WHAT TO PRODUCE -
Your task is to copy the listing exactly. Drop any pictures from the copy.

MATERIAL -
>>>>
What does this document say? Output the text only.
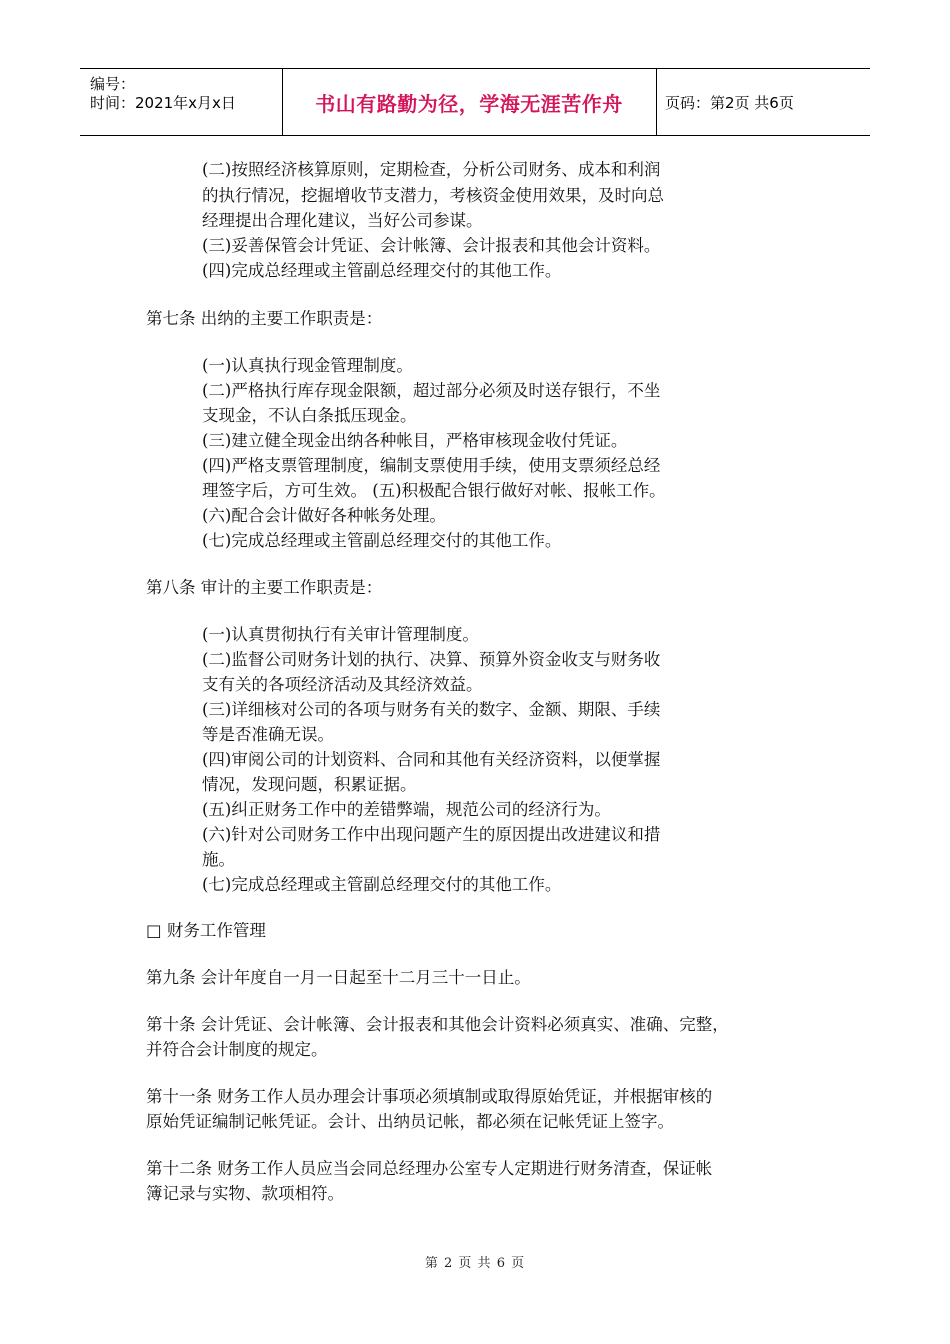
编号：
时间：2021年x月x日	书山有路勤为径，学海无涯苦作舟	页码：第2页 共6页
(二)按照经济核算原则，定期检查，分析公司财务、成本和利润
的执行情况，挖掘增收节支潜力，考核资金使用效果，及时向总
经理提出合理化建议，当好公司参谋。
(三)妥善保管会计凭证、会计帐簿、会计报表和其他会计资料。
(四)完成总经理或主管副总经理交付的其他工作。
第七条 出纳的主要工作职责是：
(一)认真执行现金管理制度。
(二)严格执行库存现金限额，超过部分必须及时送存银行，不坐
支现金，不认白条抵压现金。
(三)建立健全现金出纳各种帐目，严格审核现金收付凭证。
(四)严格支票管理制度，编制支票使用手续，使用支票须经总经
理签字后，方可生效。 (五)积极配合银行做好对帐、报帐工作。
(六)配合会计做好各种帐务处理。
(七)完成总经理或主管副总经理交付的其他工作。
第八条 审计的主要工作职责是：
(一)认真贯彻执行有关审计管理制度。
(二)监督公司财务计划的执行、决算、预算外资金收支与财务收
支有关的各项经济活动及其经济效益。
(三)详细核对公司的各项与财务有关的数字、金额、期限、手续
等是否准确无误。
(四)审阅公司的计划资料、合同和其他有关经济资料，以便掌握
情况，发现问题，积累证据。
(五)纠正财务工作中的差错弊端，规范公司的经济行为。
(六)针对公司财务工作中出现问题产生的原因提出改进建议和措
施。
(七)完成总经理或主管副总经理交付的其他工作。
□ 财务工作管理
第九条 会计年度自一月一日起至十二月三十一日止。
第十条 会计凭证、会计帐簿、会计报表和其他会计资料必须真实、准确、完整，
并符合会计制度的规定。
第十一条 财务工作人员办理会计事项必须填制或取得原始凭证，并根据审核的
原始凭证编制记帐凭证。会计、出纳员记帐，都必须在记帐凭证上签字。
第十二条 财务工作人员应当会同总经理办公室专人定期进行财务清查，保证帐
簿记录与实物、款项相符。
第 2 页 共 6 页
<<<<
ANSWER -
What does this document say? Output the text only.
编号：
时间：2021年x月x日	书山有路勤为径，学海无涯苦作舟	页码：第2页 共6页
(二)按照经济核算原则，定期检查，分析公司财务、成本和利润
的执行情况，挖掘增收节支潜力，考核资金使用效果，及时向总
经理提出合理化建议，当好公司参谋。
(三)妥善保管会计凭证、会计帐簿、会计报表和其他会计资料。
(四)完成总经理或主管副总经理交付的其他工作。
第七条 出纳的主要工作职责是：
(一)认真执行现金管理制度。
(二)严格执行库存现金限额，超过部分必须及时送存银行，不坐
支现金，不认白条抵压现金。
(三)建立健全现金出纳各种帐目，严格审核现金收付凭证。
(四)严格支票管理制度，编制支票使用手续，使用支票须经总经
理签字后，方可生效。 (五)积极配合银行做好对帐、报帐工作。
(六)配合会计做好各种帐务处理。
(七)完成总经理或主管副总经理交付的其他工作。
第八条 审计的主要工作职责是：
(一)认真贯彻执行有关审计管理制度。
(二)监督公司财务计划的执行、决算、预算外资金收支与财务收
支有关的各项经济活动及其经济效益。
(三)详细核对公司的各项与财务有关的数字、金额、期限、手续
等是否准确无误。
(四)审阅公司的计划资料、合同和其他有关经济资料，以便掌握
情况，发现问题，积累证据。
(五)纠正财务工作中的差错弊端，规范公司的经济行为。
(六)针对公司财务工作中出现问题产生的原因提出改进建议和措
施。
(七)完成总经理或主管副总经理交付的其他工作。
□ 财务工作管理
第九条 会计年度自一月一日起至十二月三十一日止。
第十条 会计凭证、会计帐簿、会计报表和其他会计资料必须真实、准确、完整，
并符合会计制度的规定。
第十一条 财务工作人员办理会计事项必须填制或取得原始凭证，并根据审核的
原始凭证编制记帐凭证。会计、出纳员记帐，都必须在记帐凭证上签字。
第十二条 财务工作人员应当会同总经理办公室专人定期进行财务清查，保证帐
簿记录与实物、款项相符。
第 2 页 共 6 页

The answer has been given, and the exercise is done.